-- Start of Data section --

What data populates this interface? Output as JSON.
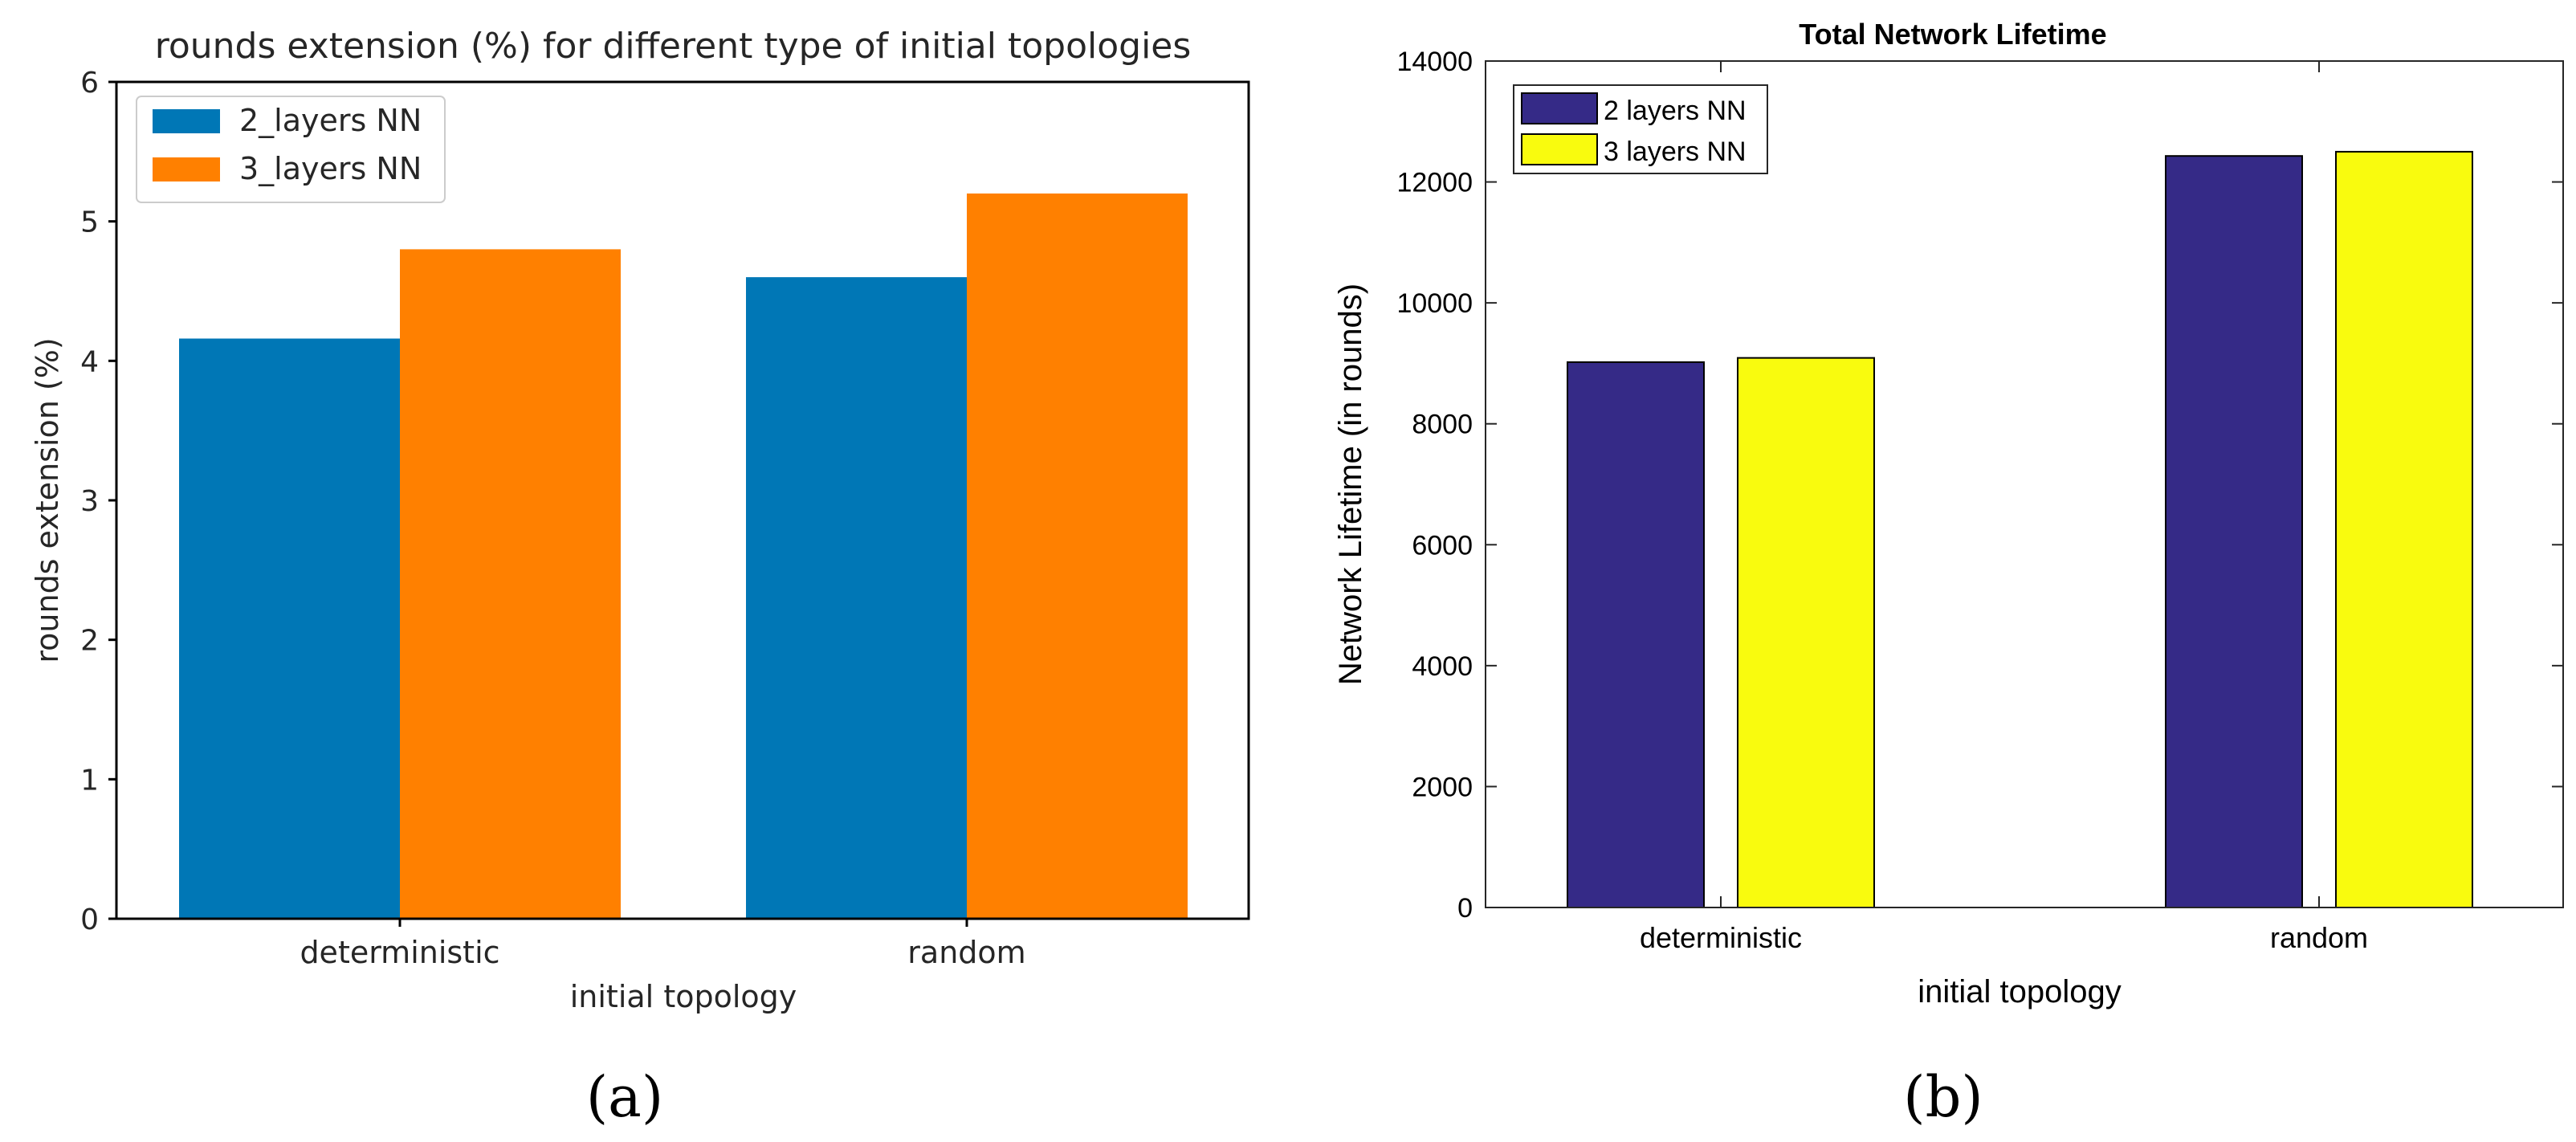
{
  "figure": {
    "panel_a_label": "(a)",
    "panel_b_label": "(b)"
  },
  "chart_data": [
    {
      "panel": "a",
      "type": "bar",
      "title": "rounds extension (%) for different type of initial topologies",
      "xlabel": "initial topology",
      "ylabel": "rounds extension (%)",
      "categories": [
        "deterministic",
        "random"
      ],
      "ylim": [
        0,
        6
      ],
      "yticks": [
        0,
        1,
        2,
        3,
        4,
        5,
        6
      ],
      "grid": false,
      "legend_position": "top-left",
      "series": [
        {
          "name": "2_layers NN",
          "color": "#0077b6",
          "values": [
            4.16,
            4.6
          ]
        },
        {
          "name": "3_layers NN",
          "color": "#ff8000",
          "values": [
            4.8,
            5.2
          ]
        }
      ]
    },
    {
      "panel": "b",
      "type": "bar",
      "title": "Total Network Lifetime",
      "xlabel": "initial topology",
      "ylabel": "Network Lifetime (in rounds)",
      "categories": [
        "deterministic",
        "random"
      ],
      "ylim": [
        0,
        14000
      ],
      "yticks": [
        0,
        2000,
        4000,
        6000,
        8000,
        10000,
        12000,
        14000
      ],
      "grid": false,
      "legend_position": "top-left",
      "series": [
        {
          "name": "2 layers NN",
          "color": "#352a87",
          "values": [
            9020,
            12430
          ]
        },
        {
          "name": "3 layers NN",
          "color": "#f9fb0e",
          "values": [
            9090,
            12500
          ]
        }
      ]
    }
  ]
}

-- End of Data section --

_Given task_: The records above are to be quoted exactly, with all pictures left out.

_Response to this exercise_:
What data populates this interface? Output as JSON.
{
  "figure": {
    "panel_a_label": "(a)",
    "panel_b_label": "(b)"
  },
  "chart_data": [
    {
      "panel": "a",
      "type": "bar",
      "title": "rounds extension (%) for different type of initial topologies",
      "xlabel": "initial topology",
      "ylabel": "rounds extension (%)",
      "categories": [
        "deterministic",
        "random"
      ],
      "ylim": [
        0,
        6
      ],
      "yticks": [
        0,
        1,
        2,
        3,
        4,
        5,
        6
      ],
      "grid": false,
      "legend_position": "top-left",
      "series": [
        {
          "name": "2_layers NN",
          "color": "#0077b6",
          "values": [
            4.16,
            4.6
          ]
        },
        {
          "name": "3_layers NN",
          "color": "#ff8000",
          "values": [
            4.8,
            5.2
          ]
        }
      ]
    },
    {
      "panel": "b",
      "type": "bar",
      "title": "Total Network Lifetime",
      "xlabel": "initial topology",
      "ylabel": "Network Lifetime (in rounds)",
      "categories": [
        "deterministic",
        "random"
      ],
      "ylim": [
        0,
        14000
      ],
      "yticks": [
        0,
        2000,
        4000,
        6000,
        8000,
        10000,
        12000,
        14000
      ],
      "grid": false,
      "legend_position": "top-left",
      "series": [
        {
          "name": "2 layers NN",
          "color": "#352a87",
          "values": [
            9020,
            12430
          ]
        },
        {
          "name": "3 layers NN",
          "color": "#f9fb0e",
          "values": [
            9090,
            12500
          ]
        }
      ]
    }
  ]
}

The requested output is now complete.